Exercise prompt:
Among the lines below, list those containing the string "this".

--*--

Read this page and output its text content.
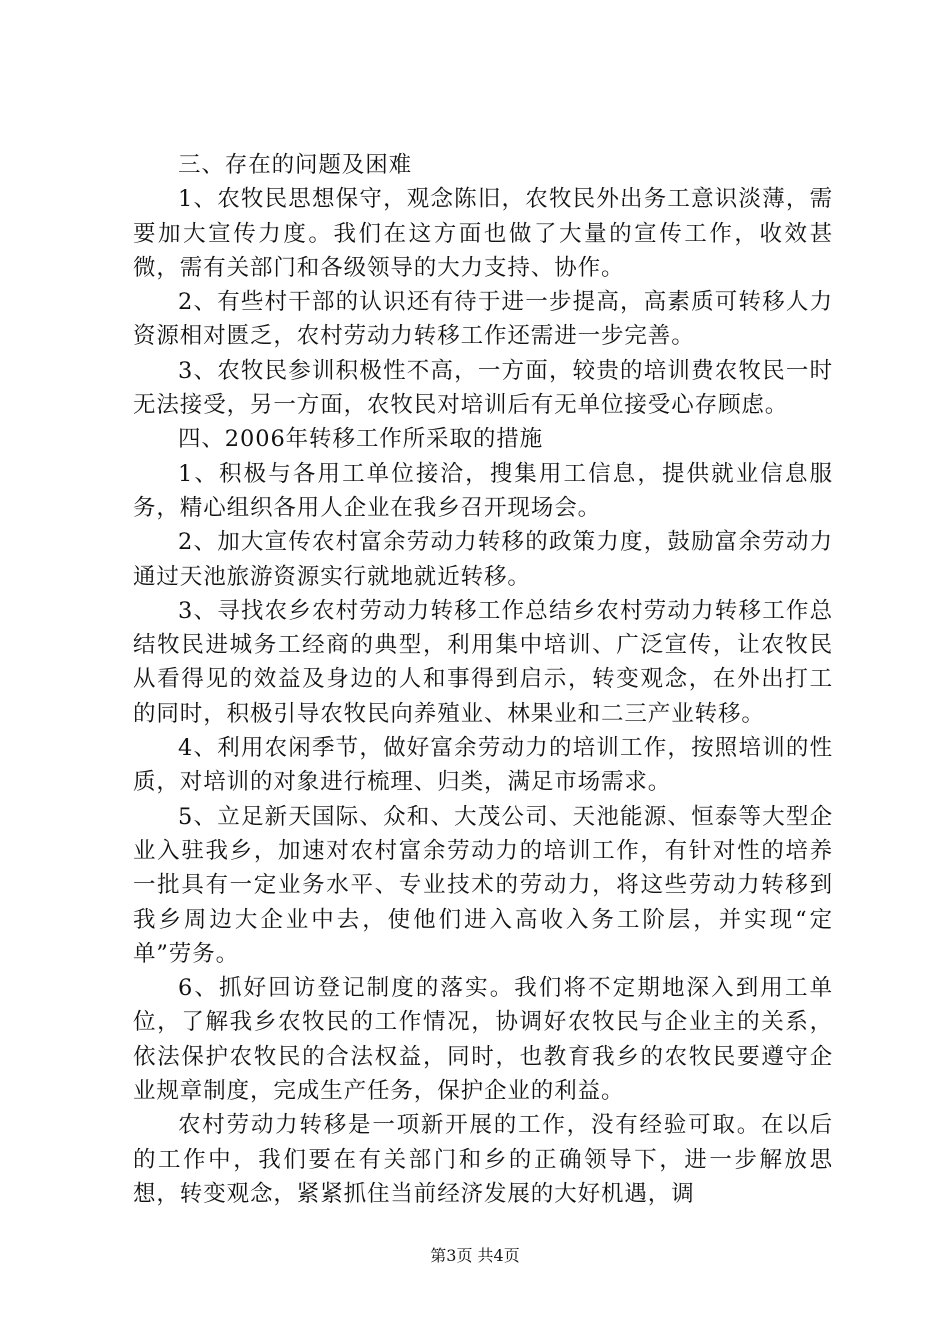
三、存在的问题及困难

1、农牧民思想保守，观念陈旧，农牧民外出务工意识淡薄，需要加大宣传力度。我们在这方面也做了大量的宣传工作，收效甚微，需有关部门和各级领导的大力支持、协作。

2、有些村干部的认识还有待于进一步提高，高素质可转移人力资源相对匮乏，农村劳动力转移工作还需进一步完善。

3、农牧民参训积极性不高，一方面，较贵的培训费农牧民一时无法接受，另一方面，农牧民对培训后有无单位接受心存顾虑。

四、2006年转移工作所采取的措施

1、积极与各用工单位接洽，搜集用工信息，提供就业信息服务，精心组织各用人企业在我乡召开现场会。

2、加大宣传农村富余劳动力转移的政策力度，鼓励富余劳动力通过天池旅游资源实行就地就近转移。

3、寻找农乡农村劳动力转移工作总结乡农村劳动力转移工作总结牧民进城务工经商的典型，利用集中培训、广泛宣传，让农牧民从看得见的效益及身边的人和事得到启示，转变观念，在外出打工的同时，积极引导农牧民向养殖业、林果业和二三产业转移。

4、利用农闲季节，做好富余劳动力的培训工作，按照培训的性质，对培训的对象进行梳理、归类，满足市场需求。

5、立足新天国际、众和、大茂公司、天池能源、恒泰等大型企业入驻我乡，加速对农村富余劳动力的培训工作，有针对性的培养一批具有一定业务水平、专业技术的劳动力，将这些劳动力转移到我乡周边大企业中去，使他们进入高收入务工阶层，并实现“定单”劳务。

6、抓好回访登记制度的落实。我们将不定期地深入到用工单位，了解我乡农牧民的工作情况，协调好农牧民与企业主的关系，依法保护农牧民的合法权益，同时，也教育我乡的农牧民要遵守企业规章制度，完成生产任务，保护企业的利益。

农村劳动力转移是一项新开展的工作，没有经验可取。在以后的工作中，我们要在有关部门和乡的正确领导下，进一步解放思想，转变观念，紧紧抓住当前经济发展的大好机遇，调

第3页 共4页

--*--

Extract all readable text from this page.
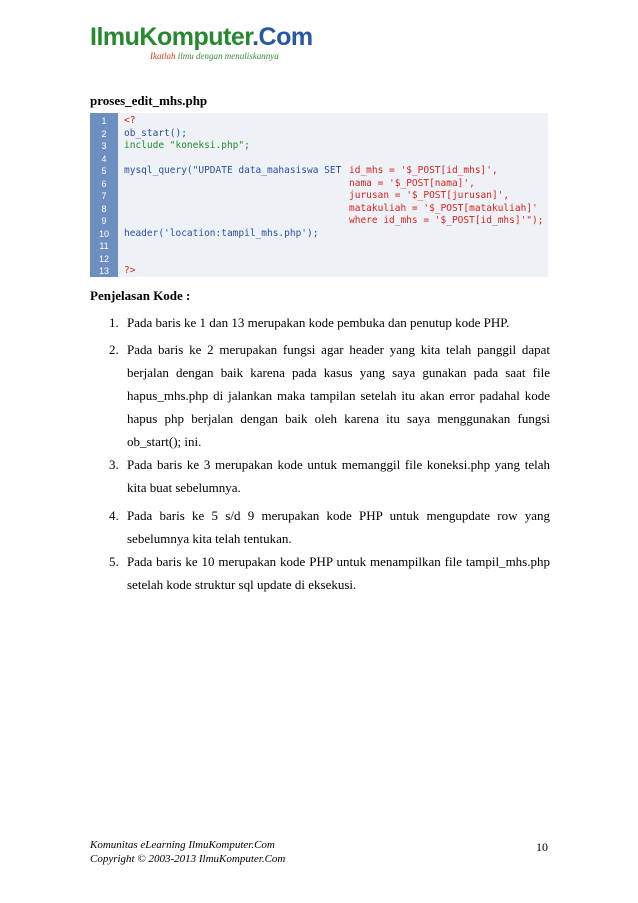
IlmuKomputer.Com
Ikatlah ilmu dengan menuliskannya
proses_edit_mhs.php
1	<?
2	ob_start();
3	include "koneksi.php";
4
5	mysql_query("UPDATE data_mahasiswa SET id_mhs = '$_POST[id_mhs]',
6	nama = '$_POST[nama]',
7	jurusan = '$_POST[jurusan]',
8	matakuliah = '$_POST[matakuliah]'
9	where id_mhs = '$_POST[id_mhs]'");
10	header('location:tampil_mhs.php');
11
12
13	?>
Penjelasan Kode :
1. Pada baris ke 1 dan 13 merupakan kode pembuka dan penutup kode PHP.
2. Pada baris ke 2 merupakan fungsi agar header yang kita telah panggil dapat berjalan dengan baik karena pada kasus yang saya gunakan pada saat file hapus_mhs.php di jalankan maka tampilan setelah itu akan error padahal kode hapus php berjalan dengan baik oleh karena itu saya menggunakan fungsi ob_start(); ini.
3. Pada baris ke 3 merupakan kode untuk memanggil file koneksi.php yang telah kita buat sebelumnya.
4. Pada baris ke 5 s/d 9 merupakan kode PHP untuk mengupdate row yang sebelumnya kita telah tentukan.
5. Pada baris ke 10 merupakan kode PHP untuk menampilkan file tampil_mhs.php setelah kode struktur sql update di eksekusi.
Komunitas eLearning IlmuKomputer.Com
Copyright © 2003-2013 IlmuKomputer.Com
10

--*--

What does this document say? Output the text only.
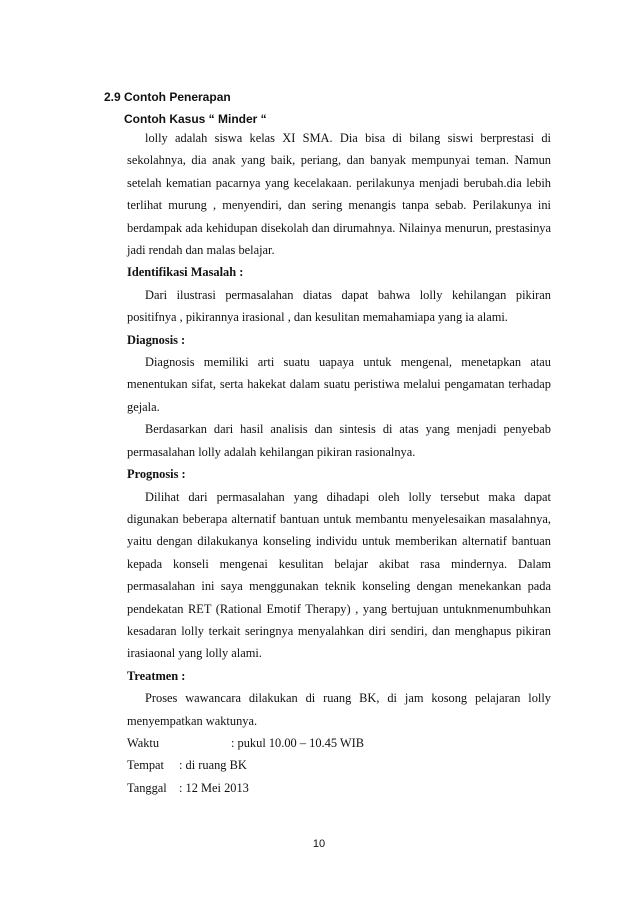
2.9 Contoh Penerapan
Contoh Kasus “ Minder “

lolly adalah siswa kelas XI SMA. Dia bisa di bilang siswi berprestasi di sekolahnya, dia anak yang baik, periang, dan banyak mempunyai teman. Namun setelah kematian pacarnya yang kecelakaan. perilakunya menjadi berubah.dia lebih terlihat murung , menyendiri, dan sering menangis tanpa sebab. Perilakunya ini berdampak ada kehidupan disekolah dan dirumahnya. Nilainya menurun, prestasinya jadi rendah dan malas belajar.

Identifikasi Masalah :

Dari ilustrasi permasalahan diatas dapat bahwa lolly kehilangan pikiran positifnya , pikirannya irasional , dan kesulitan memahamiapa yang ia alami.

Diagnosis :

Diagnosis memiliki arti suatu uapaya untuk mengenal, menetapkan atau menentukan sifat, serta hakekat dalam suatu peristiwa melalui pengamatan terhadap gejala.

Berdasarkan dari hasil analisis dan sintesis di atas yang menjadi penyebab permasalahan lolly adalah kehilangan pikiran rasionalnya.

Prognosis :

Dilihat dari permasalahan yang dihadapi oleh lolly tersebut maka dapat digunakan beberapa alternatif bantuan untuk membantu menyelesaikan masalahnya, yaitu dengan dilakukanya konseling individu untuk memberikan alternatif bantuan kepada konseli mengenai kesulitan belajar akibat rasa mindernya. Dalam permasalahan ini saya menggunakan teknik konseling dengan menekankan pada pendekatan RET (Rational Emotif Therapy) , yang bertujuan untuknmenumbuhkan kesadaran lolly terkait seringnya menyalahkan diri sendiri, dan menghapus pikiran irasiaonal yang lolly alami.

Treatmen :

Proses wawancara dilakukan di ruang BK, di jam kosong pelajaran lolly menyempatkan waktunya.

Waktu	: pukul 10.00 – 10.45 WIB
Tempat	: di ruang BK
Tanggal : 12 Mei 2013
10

--*--

Exercise response:
Read this page and output its text content.
Extract all readable text from this page.
What does this document say? Output the text only.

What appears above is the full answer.